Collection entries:
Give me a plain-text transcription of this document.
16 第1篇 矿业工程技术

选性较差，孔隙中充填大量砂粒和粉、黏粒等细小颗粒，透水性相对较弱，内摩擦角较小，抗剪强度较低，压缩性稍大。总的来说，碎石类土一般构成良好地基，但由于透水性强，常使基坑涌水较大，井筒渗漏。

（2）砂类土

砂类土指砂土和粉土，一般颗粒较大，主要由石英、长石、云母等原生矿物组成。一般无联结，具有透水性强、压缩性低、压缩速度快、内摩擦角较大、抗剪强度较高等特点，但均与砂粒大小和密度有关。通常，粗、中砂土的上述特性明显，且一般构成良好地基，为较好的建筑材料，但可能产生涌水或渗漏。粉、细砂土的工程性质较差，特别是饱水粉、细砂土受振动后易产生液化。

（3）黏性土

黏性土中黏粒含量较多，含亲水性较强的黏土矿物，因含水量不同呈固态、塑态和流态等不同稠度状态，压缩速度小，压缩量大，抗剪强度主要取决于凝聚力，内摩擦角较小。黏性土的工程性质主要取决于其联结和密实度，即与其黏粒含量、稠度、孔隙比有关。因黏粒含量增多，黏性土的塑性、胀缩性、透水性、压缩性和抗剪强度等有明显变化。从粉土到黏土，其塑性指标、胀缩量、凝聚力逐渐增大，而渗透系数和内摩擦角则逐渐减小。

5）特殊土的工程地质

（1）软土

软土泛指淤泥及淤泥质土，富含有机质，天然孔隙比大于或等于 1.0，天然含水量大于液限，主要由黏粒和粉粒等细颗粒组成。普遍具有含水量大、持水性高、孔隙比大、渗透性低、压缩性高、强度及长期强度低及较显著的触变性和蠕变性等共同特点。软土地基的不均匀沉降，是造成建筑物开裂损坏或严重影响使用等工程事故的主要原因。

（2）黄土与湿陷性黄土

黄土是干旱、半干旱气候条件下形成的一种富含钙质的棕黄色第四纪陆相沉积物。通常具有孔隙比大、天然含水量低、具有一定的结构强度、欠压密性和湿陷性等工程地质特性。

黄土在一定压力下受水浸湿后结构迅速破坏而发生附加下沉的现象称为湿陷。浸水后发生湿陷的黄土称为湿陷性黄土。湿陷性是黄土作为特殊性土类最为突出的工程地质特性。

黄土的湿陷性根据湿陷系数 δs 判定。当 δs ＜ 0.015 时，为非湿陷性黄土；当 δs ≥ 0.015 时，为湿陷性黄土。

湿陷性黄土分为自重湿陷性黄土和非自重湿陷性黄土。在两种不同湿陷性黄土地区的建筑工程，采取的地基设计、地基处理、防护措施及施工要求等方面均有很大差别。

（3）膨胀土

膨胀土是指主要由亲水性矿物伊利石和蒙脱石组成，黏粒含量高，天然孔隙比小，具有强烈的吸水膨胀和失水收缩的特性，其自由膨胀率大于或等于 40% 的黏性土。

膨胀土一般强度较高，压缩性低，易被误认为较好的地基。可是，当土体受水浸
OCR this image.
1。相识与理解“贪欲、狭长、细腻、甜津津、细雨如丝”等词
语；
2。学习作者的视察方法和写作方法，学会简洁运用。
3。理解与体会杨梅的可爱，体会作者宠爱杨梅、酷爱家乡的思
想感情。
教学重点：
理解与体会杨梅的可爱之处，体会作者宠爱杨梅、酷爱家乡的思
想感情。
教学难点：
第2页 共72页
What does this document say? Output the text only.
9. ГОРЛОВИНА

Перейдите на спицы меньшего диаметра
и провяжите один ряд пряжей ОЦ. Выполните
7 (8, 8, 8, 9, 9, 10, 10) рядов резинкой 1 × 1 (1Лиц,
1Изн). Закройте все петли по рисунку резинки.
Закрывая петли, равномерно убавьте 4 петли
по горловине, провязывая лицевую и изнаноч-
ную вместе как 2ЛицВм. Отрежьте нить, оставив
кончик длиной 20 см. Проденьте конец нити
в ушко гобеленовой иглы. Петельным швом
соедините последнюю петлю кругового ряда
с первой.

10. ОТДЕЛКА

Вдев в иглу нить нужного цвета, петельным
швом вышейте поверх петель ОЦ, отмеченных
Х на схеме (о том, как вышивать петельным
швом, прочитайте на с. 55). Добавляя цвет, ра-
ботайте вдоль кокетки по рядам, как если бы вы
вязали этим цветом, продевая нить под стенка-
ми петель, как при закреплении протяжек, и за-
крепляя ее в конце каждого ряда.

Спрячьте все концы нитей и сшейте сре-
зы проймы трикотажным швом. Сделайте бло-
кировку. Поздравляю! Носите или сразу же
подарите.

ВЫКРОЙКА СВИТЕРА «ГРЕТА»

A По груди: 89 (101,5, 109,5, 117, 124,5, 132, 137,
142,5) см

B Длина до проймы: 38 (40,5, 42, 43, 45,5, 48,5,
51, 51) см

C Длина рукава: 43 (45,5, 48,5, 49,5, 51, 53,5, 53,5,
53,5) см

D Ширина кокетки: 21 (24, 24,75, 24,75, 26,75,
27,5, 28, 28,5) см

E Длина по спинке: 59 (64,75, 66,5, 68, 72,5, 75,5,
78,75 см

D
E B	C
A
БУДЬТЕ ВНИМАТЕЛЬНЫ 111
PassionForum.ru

◆ **Your goal**
Recopy the whole listing exactly.

◆ **Exercise result**
Give me a plain-text transcription of this document.
16 第1篇 矿业工程技术

选性较差，孔隙中充填大量砂粒和粉、黏粒等细小颗粒，透水性相对较弱，内摩擦角较小，抗剪强度较低，压缩性稍大。总的来说，碎石类土一般构成良好地基，但由于透水性强，常使基坑涌水较大，井筒渗漏。

（2）砂类土

砂类土指砂土和粉土，一般颗粒较大，主要由石英、长石、云母等原生矿物组成。一般无联结，具有透水性强、压缩性低、压缩速度快、内摩擦角较大、抗剪强度较高等特点，但均与砂粒大小和密度有关。通常，粗、中砂土的上述特性明显，且一般构成良好地基，为较好的建筑材料，但可能产生涌水或渗漏。粉、细砂土的工程性质较差，特别是饱水粉、细砂土受振动后易产生液化。

（3）黏性土

黏性土中黏粒含量较多，含亲水性较强的黏土矿物，因含水量不同呈固态、塑态和流态等不同稠度状态，压缩速度小，压缩量大，抗剪强度主要取决于凝聚力，内摩擦角较小。黏性土的工程性质主要取决于其联结和密实度，即与其黏粒含量、稠度、孔隙比有关。因黏粒含量增多，黏性土的塑性、胀缩性、透水性、压缩性和抗剪强度等有明显变化。从粉土到黏土，其塑性指标、胀缩量、凝聚力逐渐增大，而渗透系数和内摩擦角则逐渐减小。

5）特殊土的工程地质

（1）软土

软土泛指淤泥及淤泥质土，富含有机质，天然孔隙比大于或等于 1.0，天然含水量大于液限，主要由黏粒和粉粒等细颗粒组成。普遍具有含水量大、持水性高、孔隙比大、渗透性低、压缩性高、强度及长期强度低及较显著的触变性和蠕变性等共同特点。软土地基的不均匀沉降，是造成建筑物开裂损坏或严重影响使用等工程事故的主要原因。

（2）黄土与湿陷性黄土

黄土是干旱、半干旱气候条件下形成的一种富含钙质的棕黄色第四纪陆相沉积物。通常具有孔隙比大、天然含水量低、具有一定的结构强度、欠压密性和湿陷性等工程地质特性。

黄土在一定压力下受水浸湿后结构迅速破坏而发生附加下沉的现象称为湿陷。浸水后发生湿陷的黄土称为湿陷性黄土。湿陷性是黄土作为特殊性土类最为突出的工程地质特性。

黄土的湿陷性根据湿陷系数 δs 判定。当 δs ＜ 0.015 时，为非湿陷性黄土；当 δs ≥ 0.015 时，为湿陷性黄土。

湿陷性黄土分为自重湿陷性黄土和非自重湿陷性黄土。在两种不同湿陷性黄土地区的建筑工程，采取的地基设计、地基处理、防护措施及施工要求等方面均有很大差别。

（3）膨胀土

膨胀土是指主要由亲水性矿物伊利石和蒙脱石组成，黏粒含量高，天然孔隙比小，具有强烈的吸水膨胀和失水收缩的特性，其自由膨胀率大于或等于 40% 的黏性土。

膨胀土一般强度较高，压缩性低，易被误认为较好的地基。可是，当土体受水浸
OCR this image.
1。相识与理解“贪欲、狭长、细腻、甜津津、细雨如丝”等词
语；
2。学习作者的视察方法和写作方法，学会简洁运用。
3。理解与体会杨梅的可爱，体会作者宠爱杨梅、酷爱家乡的思
想感情。
教学重点：
理解与体会杨梅的可爱之处，体会作者宠爱杨梅、酷爱家乡的思
想感情。
教学难点：
第2页 共72页
What does this document say? Output the text only.
9. ГОРЛОВИНА

Перейдите на спицы меньшего диаметра
и провяжите один ряд пряжей ОЦ. Выполните
7 (8, 8, 8, 9, 9, 10, 10) рядов резинкой 1 × 1 (1Лиц,
1Изн). Закройте все петли по рисунку резинки.
Закрывая петли, равномерно убавьте 4 петли
по горловине, провязывая лицевую и изнаноч-
ную вместе как 2ЛицВм. Отрежьте нить, оставив
кончик длиной 20 см. Проденьте конец нити
в ушко гобеленовой иглы. Петельным швом
соедините последнюю петлю кругового ряда
с первой.

10. ОТДЕЛКА

Вдев в иглу нить нужного цвета, петельным
швом вышейте поверх петель ОЦ, отмеченных
Х на схеме (о том, как вышивать петельным
швом, прочитайте на с. 55). Добавляя цвет, ра-
ботайте вдоль кокетки по рядам, как если бы вы
вязали этим цветом, продевая нить под стенка-
ми петель, как при закреплении протяжек, и за-
крепляя ее в конце каждого ряда.

Спрячьте все концы нитей и сшейте сре-
зы проймы трикотажным швом. Сделайте бло-
кировку. Поздравляю! Носите или сразу же
подарите.

ВЫКРОЙКА СВИТЕРА «ГРЕТА»

A По груди: 89 (101,5, 109,5, 117, 124,5, 132, 137,
142,5) см

B Длина до проймы: 38 (40,5, 42, 43, 45,5, 48,5,
51, 51) см

C Длина рукава: 43 (45,5, 48,5, 49,5, 51, 53,5, 53,5,
53,5) см

D Ширина кокетки: 21 (24, 24,75, 24,75, 26,75,
27,5, 28, 28,5) см

E Длина по спинке: 59 (64,75, 66,5, 68, 72,5, 75,5,
78,75 см

D
E B	C
A
БУДЬТЕ ВНИМАТЕЛЬНЫ 111
PassionForum.ru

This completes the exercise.